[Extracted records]
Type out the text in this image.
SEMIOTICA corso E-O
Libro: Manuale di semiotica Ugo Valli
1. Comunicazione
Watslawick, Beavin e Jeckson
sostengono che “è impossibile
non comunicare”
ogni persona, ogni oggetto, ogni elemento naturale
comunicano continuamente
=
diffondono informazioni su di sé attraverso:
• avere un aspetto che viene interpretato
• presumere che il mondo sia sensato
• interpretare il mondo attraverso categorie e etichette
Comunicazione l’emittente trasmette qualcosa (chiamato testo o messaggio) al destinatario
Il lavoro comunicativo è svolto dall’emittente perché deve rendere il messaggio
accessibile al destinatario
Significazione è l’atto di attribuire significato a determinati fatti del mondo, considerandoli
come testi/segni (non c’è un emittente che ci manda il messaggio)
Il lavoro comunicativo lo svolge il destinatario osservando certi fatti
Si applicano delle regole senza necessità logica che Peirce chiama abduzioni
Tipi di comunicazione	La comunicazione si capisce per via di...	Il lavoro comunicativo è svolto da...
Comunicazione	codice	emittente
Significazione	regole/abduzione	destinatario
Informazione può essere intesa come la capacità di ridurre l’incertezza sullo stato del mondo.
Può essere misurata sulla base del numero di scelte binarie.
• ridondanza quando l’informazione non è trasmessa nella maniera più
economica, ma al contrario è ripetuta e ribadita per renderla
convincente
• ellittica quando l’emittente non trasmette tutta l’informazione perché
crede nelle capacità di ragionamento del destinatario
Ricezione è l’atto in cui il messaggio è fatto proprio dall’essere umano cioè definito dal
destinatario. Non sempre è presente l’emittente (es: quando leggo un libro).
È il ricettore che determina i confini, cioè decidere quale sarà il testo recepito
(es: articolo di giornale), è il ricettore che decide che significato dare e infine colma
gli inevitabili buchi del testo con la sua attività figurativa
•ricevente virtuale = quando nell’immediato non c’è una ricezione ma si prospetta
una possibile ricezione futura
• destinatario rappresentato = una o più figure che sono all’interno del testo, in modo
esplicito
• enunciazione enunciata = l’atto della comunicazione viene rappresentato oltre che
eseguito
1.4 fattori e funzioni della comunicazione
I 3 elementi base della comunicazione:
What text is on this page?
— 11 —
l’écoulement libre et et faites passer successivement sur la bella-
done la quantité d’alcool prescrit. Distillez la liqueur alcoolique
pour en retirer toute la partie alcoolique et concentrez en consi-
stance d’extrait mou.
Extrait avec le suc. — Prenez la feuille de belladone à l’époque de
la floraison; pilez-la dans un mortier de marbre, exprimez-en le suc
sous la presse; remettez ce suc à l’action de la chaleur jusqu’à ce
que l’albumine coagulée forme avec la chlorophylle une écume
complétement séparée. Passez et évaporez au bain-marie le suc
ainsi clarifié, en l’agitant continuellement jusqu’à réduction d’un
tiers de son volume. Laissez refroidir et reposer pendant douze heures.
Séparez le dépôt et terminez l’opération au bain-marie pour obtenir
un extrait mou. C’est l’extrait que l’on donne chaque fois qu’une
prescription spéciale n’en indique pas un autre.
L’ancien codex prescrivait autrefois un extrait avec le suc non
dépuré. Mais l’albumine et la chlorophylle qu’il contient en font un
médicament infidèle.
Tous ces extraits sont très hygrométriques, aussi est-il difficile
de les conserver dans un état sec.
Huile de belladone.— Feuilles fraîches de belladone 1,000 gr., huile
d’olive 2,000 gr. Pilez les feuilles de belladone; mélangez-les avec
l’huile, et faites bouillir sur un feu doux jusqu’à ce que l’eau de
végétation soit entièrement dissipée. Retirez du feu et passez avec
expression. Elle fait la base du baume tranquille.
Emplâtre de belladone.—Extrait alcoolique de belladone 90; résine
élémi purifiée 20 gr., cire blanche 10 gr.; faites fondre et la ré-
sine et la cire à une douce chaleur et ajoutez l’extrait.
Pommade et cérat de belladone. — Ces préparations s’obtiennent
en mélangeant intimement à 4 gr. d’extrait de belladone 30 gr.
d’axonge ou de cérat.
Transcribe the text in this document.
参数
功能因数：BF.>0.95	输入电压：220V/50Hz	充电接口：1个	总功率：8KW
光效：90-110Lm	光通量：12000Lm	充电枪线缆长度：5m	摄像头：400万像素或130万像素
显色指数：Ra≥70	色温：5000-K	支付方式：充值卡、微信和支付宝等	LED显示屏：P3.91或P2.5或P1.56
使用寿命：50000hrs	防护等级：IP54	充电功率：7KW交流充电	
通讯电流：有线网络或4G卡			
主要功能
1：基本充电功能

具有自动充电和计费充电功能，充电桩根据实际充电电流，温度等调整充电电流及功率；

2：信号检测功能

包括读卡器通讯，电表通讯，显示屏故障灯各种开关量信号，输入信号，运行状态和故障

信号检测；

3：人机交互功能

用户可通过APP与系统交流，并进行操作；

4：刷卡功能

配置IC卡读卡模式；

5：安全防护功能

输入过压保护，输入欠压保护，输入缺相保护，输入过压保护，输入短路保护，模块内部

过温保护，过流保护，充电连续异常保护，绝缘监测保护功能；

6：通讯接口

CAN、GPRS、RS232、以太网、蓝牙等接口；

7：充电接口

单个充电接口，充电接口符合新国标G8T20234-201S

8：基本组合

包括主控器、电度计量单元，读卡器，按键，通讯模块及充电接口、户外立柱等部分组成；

_TO DO_. Write out every record verbatim.

_FINAL RESULT_.
Type out the text in this image.
SEMIOTICA corso E-O
Libro: Manuale di semiotica Ugo Valli
1. Comunicazione
Watslawick, Beavin e Jeckson
sostengono che “è impossibile
non comunicare”
ogni persona, ogni oggetto, ogni elemento naturale
comunicano continuamente
=
diffondono informazioni su di sé attraverso:
• avere un aspetto che viene interpretato
• presumere che il mondo sia sensato
• interpretare il mondo attraverso categorie e etichette
Comunicazione l’emittente trasmette qualcosa (chiamato testo o messaggio) al destinatario
Il lavoro comunicativo è svolto dall’emittente perché deve rendere il messaggio
accessibile al destinatario
Significazione è l’atto di attribuire significato a determinati fatti del mondo, considerandoli
come testi/segni (non c’è un emittente che ci manda il messaggio)
Il lavoro comunicativo lo svolge il destinatario osservando certi fatti
Si applicano delle regole senza necessità logica che Peirce chiama abduzioni
Tipi di comunicazione	La comunicazione si capisce per via di...	Il lavoro comunicativo è svolto da...
Comunicazione	codice	emittente
Significazione	regole/abduzione	destinatario
Informazione può essere intesa come la capacità di ridurre l’incertezza sullo stato del mondo.
Può essere misurata sulla base del numero di scelte binarie.
• ridondanza quando l’informazione non è trasmessa nella maniera più
economica, ma al contrario è ripetuta e ribadita per renderla
convincente
• ellittica quando l’emittente non trasmette tutta l’informazione perché
crede nelle capacità di ragionamento del destinatario
Ricezione è l’atto in cui il messaggio è fatto proprio dall’essere umano cioè definito dal
destinatario. Non sempre è presente l’emittente (es: quando leggo un libro).
È il ricettore che determina i confini, cioè decidere quale sarà il testo recepito
(es: articolo di giornale), è il ricettore che decide che significato dare e infine colma
gli inevitabili buchi del testo con la sua attività figurativa
•ricevente virtuale = quando nell’immediato non c’è una ricezione ma si prospetta
una possibile ricezione futura
• destinatario rappresentato = una o più figure che sono all’interno del testo, in modo
esplicito
• enunciazione enunciata = l’atto della comunicazione viene rappresentato oltre che
eseguito
1.4 fattori e funzioni della comunicazione
I 3 elementi base della comunicazione:
What text is on this page?
— 11 —
l’écoulement libre et et faites passer successivement sur la bella-
done la quantité d’alcool prescrit. Distillez la liqueur alcoolique
pour en retirer toute la partie alcoolique et concentrez en consi-
stance d’extrait mou.
Extrait avec le suc. — Prenez la feuille de belladone à l’époque de
la floraison; pilez-la dans un mortier de marbre, exprimez-en le suc
sous la presse; remettez ce suc à l’action de la chaleur jusqu’à ce
que l’albumine coagulée forme avec la chlorophylle une écume
complétement séparée. Passez et évaporez au bain-marie le suc
ainsi clarifié, en l’agitant continuellement jusqu’à réduction d’un
tiers de son volume. Laissez refroidir et reposer pendant douze heures.
Séparez le dépôt et terminez l’opération au bain-marie pour obtenir
un extrait mou. C’est l’extrait que l’on donne chaque fois qu’une
prescription spéciale n’en indique pas un autre.
L’ancien codex prescrivait autrefois un extrait avec le suc non
dépuré. Mais l’albumine et la chlorophylle qu’il contient en font un
médicament infidèle.
Tous ces extraits sont très hygrométriques, aussi est-il difficile
de les conserver dans un état sec.
Huile de belladone.— Feuilles fraîches de belladone 1,000 gr., huile
d’olive 2,000 gr. Pilez les feuilles de belladone; mélangez-les avec
l’huile, et faites bouillir sur un feu doux jusqu’à ce que l’eau de
végétation soit entièrement dissipée. Retirez du feu et passez avec
expression. Elle fait la base du baume tranquille.
Emplâtre de belladone.—Extrait alcoolique de belladone 90; résine
élémi purifiée 20 gr., cire blanche 10 gr.; faites fondre et la ré-
sine et la cire à une douce chaleur et ajoutez l’extrait.
Pommade et cérat de belladone. — Ces préparations s’obtiennent
en mélangeant intimement à 4 gr. d’extrait de belladone 30 gr.
d’axonge ou de cérat.
Transcribe the text in this document.
参数
功能因数：BF.>0.95	输入电压：220V/50Hz	充电接口：1个	总功率：8KW
光效：90-110Lm	光通量：12000Lm	充电枪线缆长度：5m	摄像头：400万像素或130万像素
显色指数：Ra≥70	色温：5000-K	支付方式：充值卡、微信和支付宝等	LED显示屏：P3.91或P2.5或P1.56
使用寿命：50000hrs	防护等级：IP54	充电功率：7KW交流充电	
通讯电流：有线网络或4G卡			
主要功能
1：基本充电功能

具有自动充电和计费充电功能，充电桩根据实际充电电流，温度等调整充电电流及功率；

2：信号检测功能

包括读卡器通讯，电表通讯，显示屏故障灯各种开关量信号，输入信号，运行状态和故障

信号检测；

3：人机交互功能

用户可通过APP与系统交流，并进行操作；

4：刷卡功能

配置IC卡读卡模式；

5：安全防护功能

输入过压保护，输入欠压保护，输入缺相保护，输入过压保护，输入短路保护，模块内部

过温保护，过流保护，充电连续异常保护，绝缘监测保护功能；

6：通讯接口

CAN、GPRS、RS232、以太网、蓝牙等接口；

7：充电接口

单个充电接口，充电接口符合新国标G8T20234-201S

8：基本组合

包括主控器、电度计量单元，读卡器，按键，通讯模块及充电接口、户外立柱等部分组成；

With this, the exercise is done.